• [Listing]:
──────────
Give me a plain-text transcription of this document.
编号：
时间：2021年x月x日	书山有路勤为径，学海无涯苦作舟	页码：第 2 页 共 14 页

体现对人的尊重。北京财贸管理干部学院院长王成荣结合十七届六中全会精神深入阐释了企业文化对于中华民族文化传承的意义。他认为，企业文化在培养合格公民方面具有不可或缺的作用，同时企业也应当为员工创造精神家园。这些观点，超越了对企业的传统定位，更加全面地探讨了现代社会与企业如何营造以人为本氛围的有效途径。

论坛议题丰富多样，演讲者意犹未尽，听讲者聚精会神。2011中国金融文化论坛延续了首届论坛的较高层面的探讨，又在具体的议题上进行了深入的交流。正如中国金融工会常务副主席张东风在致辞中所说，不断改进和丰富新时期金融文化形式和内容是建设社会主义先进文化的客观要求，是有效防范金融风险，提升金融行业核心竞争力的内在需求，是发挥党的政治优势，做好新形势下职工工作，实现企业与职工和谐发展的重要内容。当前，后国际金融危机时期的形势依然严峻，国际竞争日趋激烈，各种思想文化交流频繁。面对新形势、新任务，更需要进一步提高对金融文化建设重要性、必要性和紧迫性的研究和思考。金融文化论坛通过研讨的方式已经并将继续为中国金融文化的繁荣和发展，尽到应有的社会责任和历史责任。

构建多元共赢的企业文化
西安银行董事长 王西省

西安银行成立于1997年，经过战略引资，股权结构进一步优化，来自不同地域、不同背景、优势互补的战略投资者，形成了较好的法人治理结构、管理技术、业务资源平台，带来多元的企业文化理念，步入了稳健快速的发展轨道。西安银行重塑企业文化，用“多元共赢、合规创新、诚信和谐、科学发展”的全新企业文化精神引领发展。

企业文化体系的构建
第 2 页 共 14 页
──────────
• [Short exercise]: Output the listing above exactly as it appears.

• [Task solution]:
Give me a plain-text transcription of this document.
编号：
时间：2021年x月x日	书山有路勤为径，学海无涯苦作舟	页码：第 2 页 共 14 页

体现对人的尊重。北京财贸管理干部学院院长王成荣结合十七届六中全会精神深入阐释了企业文化对于中华民族文化传承的意义。他认为，企业文化在培养合格公民方面具有不可或缺的作用，同时企业也应当为员工创造精神家园。这些观点，超越了对企业的传统定位，更加全面地探讨了现代社会与企业如何营造以人为本氛围的有效途径。

论坛议题丰富多样，演讲者意犹未尽，听讲者聚精会神。2011中国金融文化论坛延续了首届论坛的较高层面的探讨，又在具体的议题上进行了深入的交流。正如中国金融工会常务副主席张东风在致辞中所说，不断改进和丰富新时期金融文化形式和内容是建设社会主义先进文化的客观要求，是有效防范金融风险，提升金融行业核心竞争力的内在需求，是发挥党的政治优势，做好新形势下职工工作，实现企业与职工和谐发展的重要内容。当前，后国际金融危机时期的形势依然严峻，国际竞争日趋激烈，各种思想文化交流频繁。面对新形势、新任务，更需要进一步提高对金融文化建设重要性、必要性和紧迫性的研究和思考。金融文化论坛通过研讨的方式已经并将继续为中国金融文化的繁荣和发展，尽到应有的社会责任和历史责任。

构建多元共赢的企业文化
西安银行董事长 王西省

西安银行成立于1997年，经过战略引资，股权结构进一步优化，来自不同地域、不同背景、优势互补的战略投资者，形成了较好的法人治理结构、管理技术、业务资源平台，带来多元的企业文化理念，步入了稳健快速的发展轨道。西安银行重塑企业文化，用“多元共赢、合规创新、诚信和谐、科学发展”的全新企业文化精神引领发展。

企业文化体系的构建
第 2 页 共 14 页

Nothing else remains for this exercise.